Document content entries
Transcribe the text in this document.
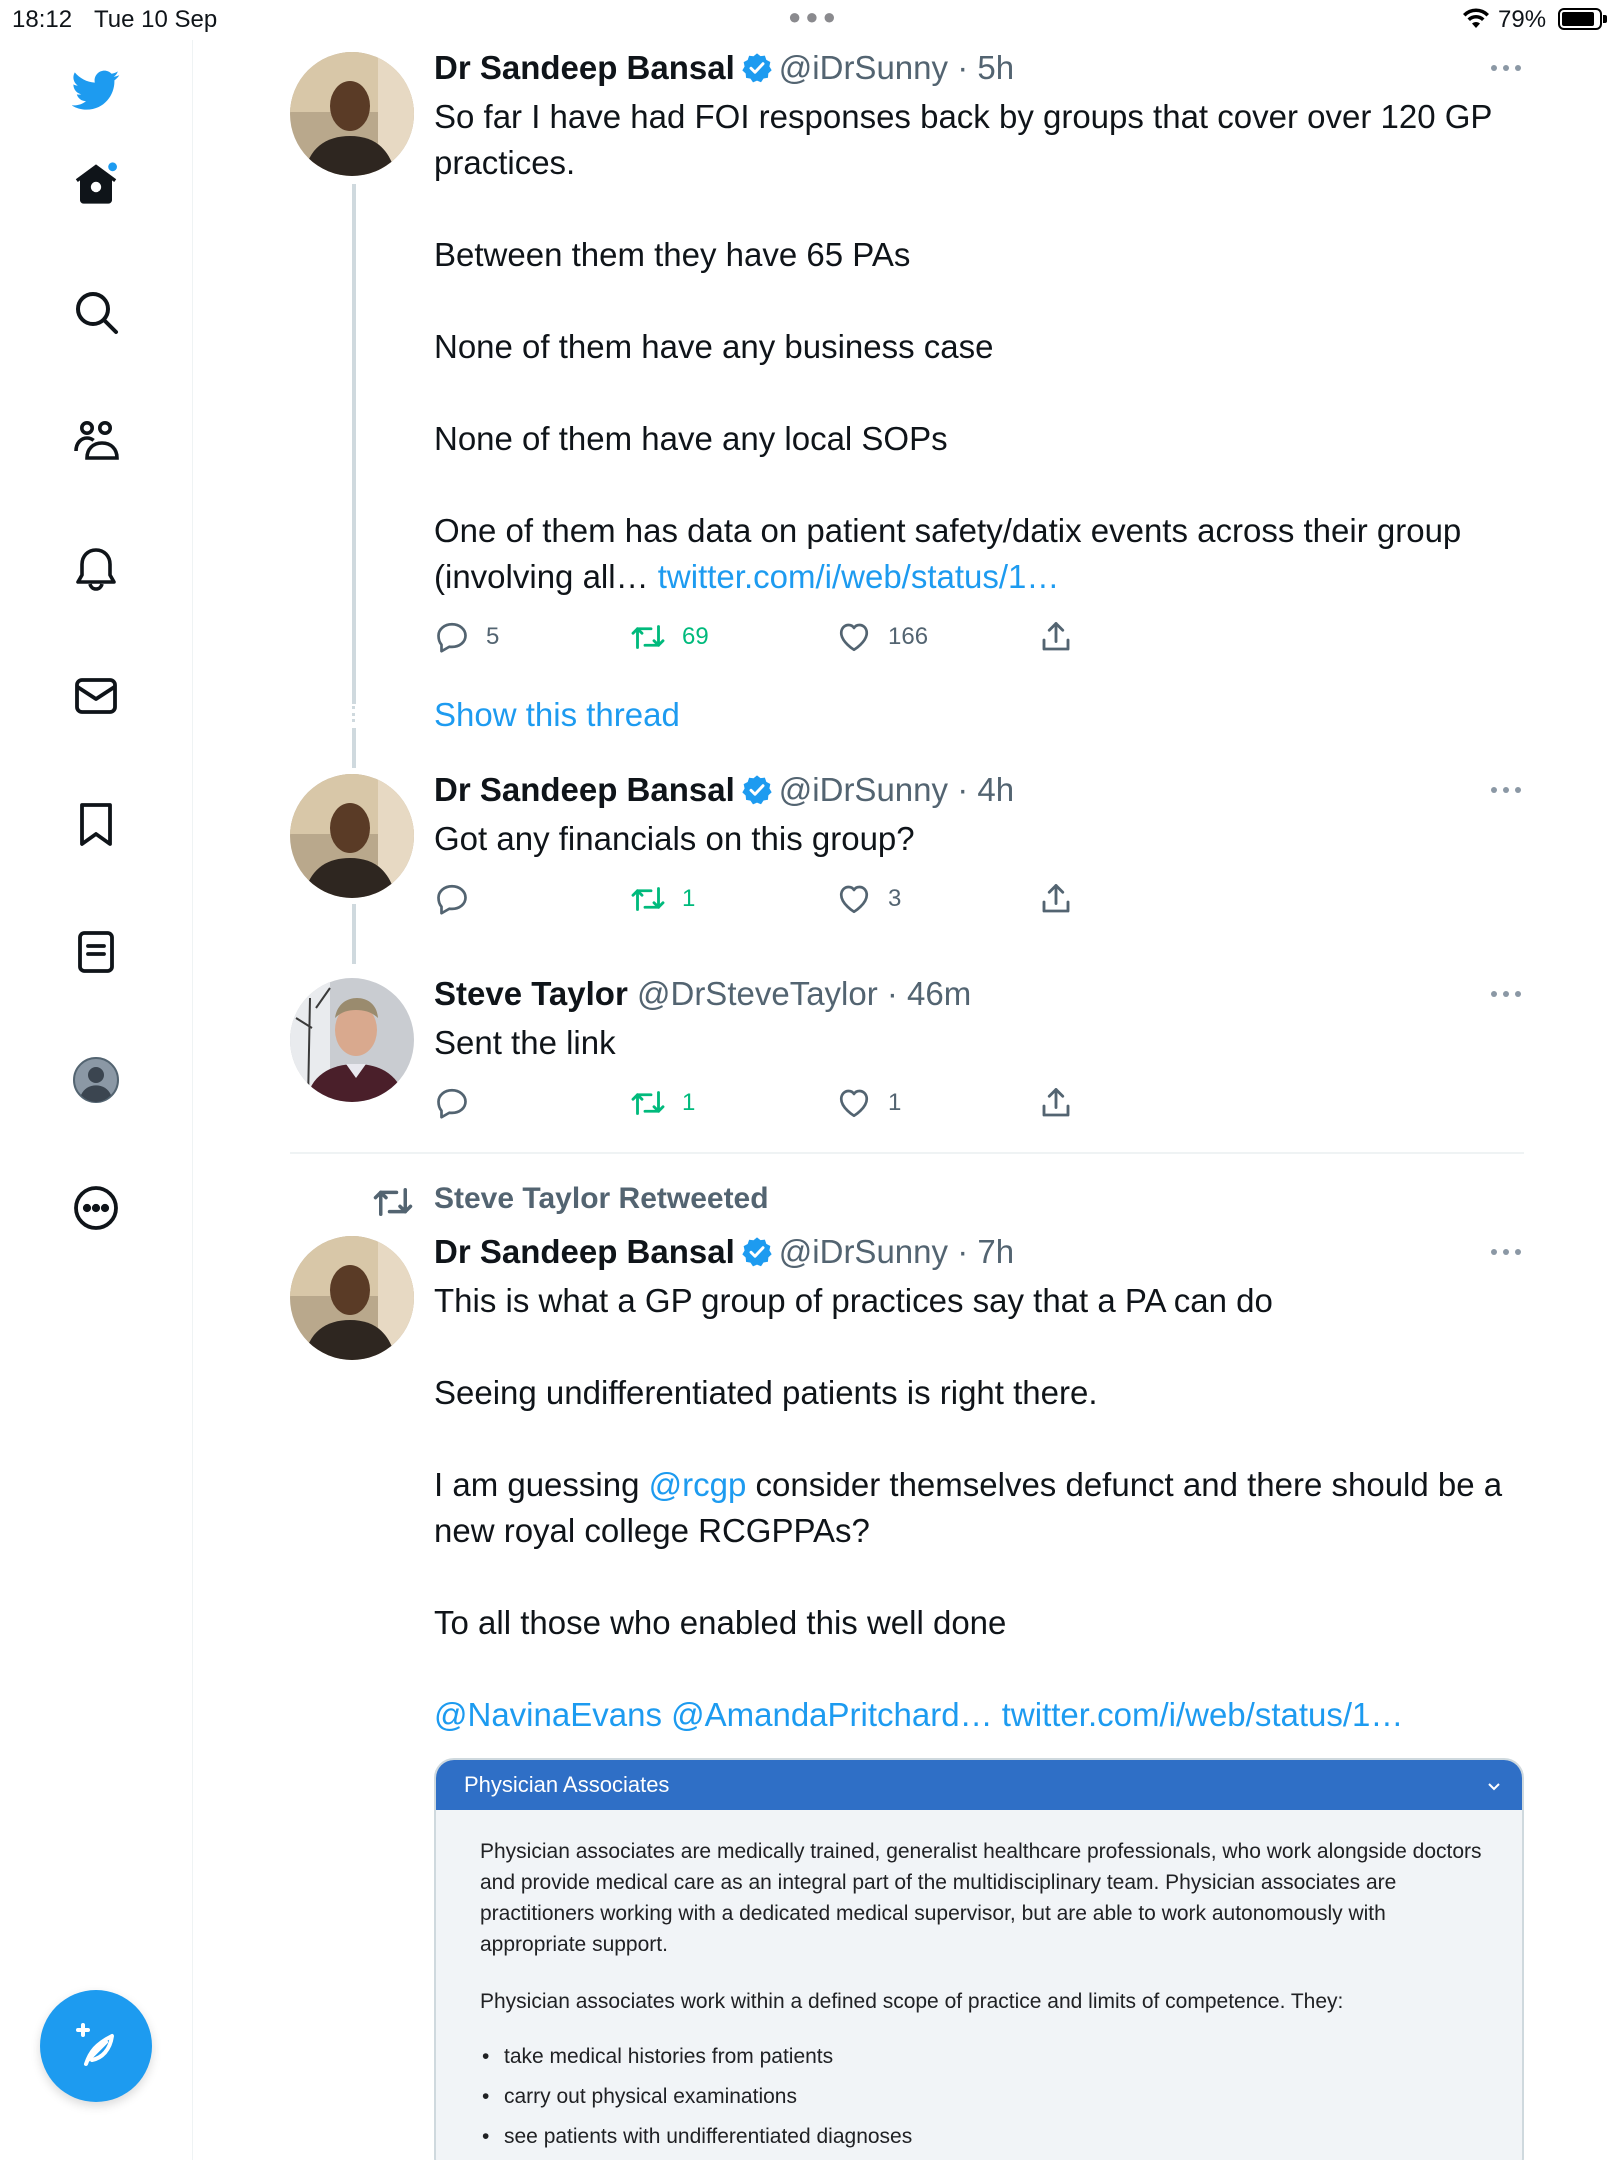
18:12 Tue 10 Sep	●●●	79%
Dr Sandeep Bansal @iDrSunny · 5h

So far I have had FOI responses back by groups that cover over 120 GP practices.

Between them they have 65 PAs

None of them have any business case

None of them have any local SOPs

One of them has data on patient safety/datix events across their group (involving all… twitter.com/i/web/status/1…

5	69	166
Show this thread
Dr Sandeep Bansal @iDrSunny · 4h

Got any financials on this group?

1	3
Steve Taylor @DrSteveTaylor · 46m

Sent the link

1	1
Steve Taylor Retweeted
Dr Sandeep Bansal @iDrSunny · 7h

This is what a GP group of practices say that a PA can do

Seeing undifferentiated patients is right there.

I am guessing @rcgp consider themselves defunct and there should be a new royal college RCGPPAs?

To all those who enabled this well done

@NavinaEvans @AmandaPritchard… twitter.com/i/web/status/1…

Physician Associates

Physician associates are medically trained, generalist healthcare professionals, who work alongside doctors and provide medical care as an integral part of the multidisciplinary team. Physician associates are practitioners working with a dedicated medical supervisor, but are able to work autonomously with appropriate support.

Physician associates work within a defined scope of practice and limits of competence. They:

• take medical histories from patients
• carry out physical examinations
• see patients with undifferentiated diagnoses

WORK ITEM> Please print the records above once more, word for word, omitting all pictures.

TASK OUTPUT>
Transcribe the text in this document.
18:12 Tue 10 Sep	●●●	79%
Dr Sandeep Bansal @iDrSunny · 5h

So far I have had FOI responses back by groups that cover over 120 GP practices.

Between them they have 65 PAs

None of them have any business case

None of them have any local SOPs

One of them has data on patient safety/datix events across their group (involving all… twitter.com/i/web/status/1…

5	69	166
Show this thread
Dr Sandeep Bansal @iDrSunny · 4h

Got any financials on this group?

1	3
Steve Taylor @DrSteveTaylor · 46m

Sent the link

1	1
Steve Taylor Retweeted
Dr Sandeep Bansal @iDrSunny · 7h

This is what a GP group of practices say that a PA can do

Seeing undifferentiated patients is right there.

I am guessing @rcgp consider themselves defunct and there should be a new royal college RCGPPAs?

To all those who enabled this well done

@NavinaEvans @AmandaPritchard… twitter.com/i/web/status/1…

Physician Associates

Physician associates are medically trained, generalist healthcare professionals, who work alongside doctors and provide medical care as an integral part of the multidisciplinary team. Physician associates are practitioners working with a dedicated medical supervisor, but are able to work autonomously with appropriate support.

Physician associates work within a defined scope of practice and limits of competence. They:

• take medical histories from patients
• carry out physical examinations
• see patients with undifferentiated diagnoses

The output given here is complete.